■ Given task ■
In the data, extract each line that holds the string "because".
++++ Rows ++++
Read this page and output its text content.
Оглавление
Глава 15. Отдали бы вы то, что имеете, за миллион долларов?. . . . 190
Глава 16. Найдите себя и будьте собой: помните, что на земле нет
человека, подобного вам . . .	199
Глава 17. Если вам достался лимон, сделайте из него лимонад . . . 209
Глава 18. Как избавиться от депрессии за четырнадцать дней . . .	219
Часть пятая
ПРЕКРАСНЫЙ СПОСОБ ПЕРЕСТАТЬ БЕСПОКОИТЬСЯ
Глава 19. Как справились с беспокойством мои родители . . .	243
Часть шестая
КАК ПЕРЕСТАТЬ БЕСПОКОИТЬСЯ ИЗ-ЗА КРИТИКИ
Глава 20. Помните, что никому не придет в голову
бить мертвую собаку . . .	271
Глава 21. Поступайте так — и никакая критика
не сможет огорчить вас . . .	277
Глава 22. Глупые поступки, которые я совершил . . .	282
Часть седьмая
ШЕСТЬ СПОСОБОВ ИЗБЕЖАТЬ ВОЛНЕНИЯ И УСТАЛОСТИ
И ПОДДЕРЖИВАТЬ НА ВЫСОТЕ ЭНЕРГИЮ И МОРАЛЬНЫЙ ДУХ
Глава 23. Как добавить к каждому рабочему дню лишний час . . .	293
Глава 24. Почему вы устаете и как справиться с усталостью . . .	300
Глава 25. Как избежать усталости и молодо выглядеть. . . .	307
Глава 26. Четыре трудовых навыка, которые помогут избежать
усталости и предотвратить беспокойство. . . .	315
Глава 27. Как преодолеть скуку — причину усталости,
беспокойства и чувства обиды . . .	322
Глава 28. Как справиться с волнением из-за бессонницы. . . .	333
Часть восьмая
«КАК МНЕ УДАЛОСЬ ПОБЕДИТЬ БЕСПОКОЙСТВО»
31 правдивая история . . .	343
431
++++
++++ Rows ++++
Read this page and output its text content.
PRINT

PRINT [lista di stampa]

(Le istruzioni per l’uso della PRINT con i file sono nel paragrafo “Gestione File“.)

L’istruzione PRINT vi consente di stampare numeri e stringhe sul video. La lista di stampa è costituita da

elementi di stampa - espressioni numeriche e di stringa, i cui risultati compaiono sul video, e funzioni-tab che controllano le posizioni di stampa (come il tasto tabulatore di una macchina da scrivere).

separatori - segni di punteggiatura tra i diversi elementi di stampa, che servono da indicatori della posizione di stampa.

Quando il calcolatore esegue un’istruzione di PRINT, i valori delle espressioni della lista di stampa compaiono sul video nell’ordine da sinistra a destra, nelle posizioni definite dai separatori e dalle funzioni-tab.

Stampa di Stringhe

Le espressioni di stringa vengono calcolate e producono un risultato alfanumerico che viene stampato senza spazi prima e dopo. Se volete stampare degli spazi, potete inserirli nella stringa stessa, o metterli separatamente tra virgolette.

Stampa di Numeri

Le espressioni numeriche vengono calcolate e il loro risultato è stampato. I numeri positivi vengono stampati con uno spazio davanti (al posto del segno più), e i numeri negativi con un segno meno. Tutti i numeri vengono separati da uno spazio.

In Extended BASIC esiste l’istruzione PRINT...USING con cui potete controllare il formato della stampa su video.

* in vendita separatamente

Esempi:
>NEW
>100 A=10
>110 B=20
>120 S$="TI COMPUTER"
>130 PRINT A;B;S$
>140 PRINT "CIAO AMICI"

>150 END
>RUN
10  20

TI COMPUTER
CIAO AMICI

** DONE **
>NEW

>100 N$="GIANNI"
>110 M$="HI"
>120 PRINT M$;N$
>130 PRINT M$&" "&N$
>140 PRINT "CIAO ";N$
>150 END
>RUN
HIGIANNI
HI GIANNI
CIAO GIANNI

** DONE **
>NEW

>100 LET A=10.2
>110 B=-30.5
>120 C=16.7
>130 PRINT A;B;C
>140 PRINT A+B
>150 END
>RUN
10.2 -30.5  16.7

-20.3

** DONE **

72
++++
++++ Rows ++++
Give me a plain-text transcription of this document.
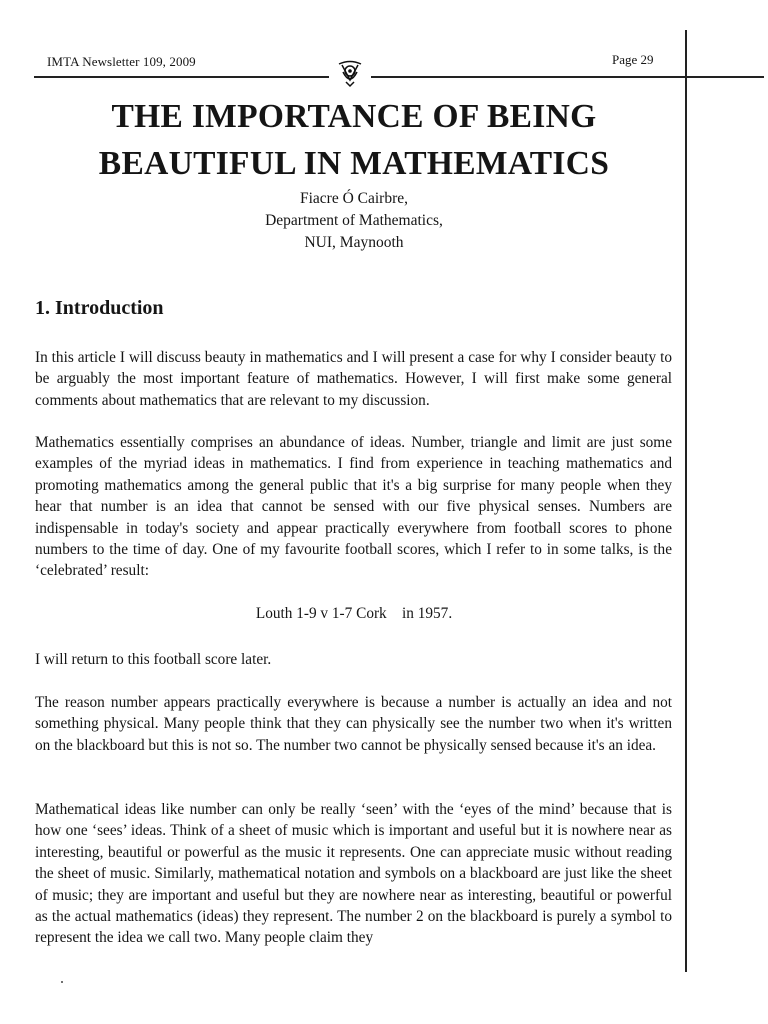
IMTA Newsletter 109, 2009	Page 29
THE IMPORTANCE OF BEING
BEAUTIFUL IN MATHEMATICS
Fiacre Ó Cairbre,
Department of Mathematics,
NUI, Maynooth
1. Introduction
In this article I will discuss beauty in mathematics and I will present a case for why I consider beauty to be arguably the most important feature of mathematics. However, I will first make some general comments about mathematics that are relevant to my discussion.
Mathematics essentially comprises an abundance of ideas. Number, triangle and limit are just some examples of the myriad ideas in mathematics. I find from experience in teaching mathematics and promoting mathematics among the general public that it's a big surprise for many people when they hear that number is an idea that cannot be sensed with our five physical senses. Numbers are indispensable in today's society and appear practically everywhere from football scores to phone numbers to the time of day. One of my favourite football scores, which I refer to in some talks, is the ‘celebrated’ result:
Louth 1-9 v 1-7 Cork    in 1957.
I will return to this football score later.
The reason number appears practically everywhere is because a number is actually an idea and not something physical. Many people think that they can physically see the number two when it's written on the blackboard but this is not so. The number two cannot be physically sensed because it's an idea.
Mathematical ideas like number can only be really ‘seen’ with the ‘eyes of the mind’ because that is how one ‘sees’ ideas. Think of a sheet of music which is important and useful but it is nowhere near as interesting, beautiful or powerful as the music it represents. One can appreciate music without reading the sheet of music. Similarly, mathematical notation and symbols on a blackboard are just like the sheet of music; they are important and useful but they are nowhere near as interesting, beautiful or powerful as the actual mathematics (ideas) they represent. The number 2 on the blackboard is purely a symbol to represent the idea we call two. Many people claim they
++++
■ Task output ■
The reason number appears practically everywhere is because a number is actually an idea and not something physical. Many people think that they can physically see the number two when it's written on the blackboard but this is not so. The number two cannot be physically sensed because it's an idea.
Mathematical ideas like number can only be really ‘seen’ with the ‘eyes of the mind’ because that is how one ‘sees’ ideas. Think of a sheet of music which is important and useful but it is nowhere near as interesting, beautiful or powerful as the music it represents. One can appreciate music without reading the sheet of music. Similarly, mathematical notation and symbols on a blackboard are just like the sheet of music; they are important and useful but they are nowhere near as interesting, beautiful or powerful as the actual mathematics (ideas) they represent. The number 2 on the blackboard is purely a symbol to represent the idea we call two. Many people claim they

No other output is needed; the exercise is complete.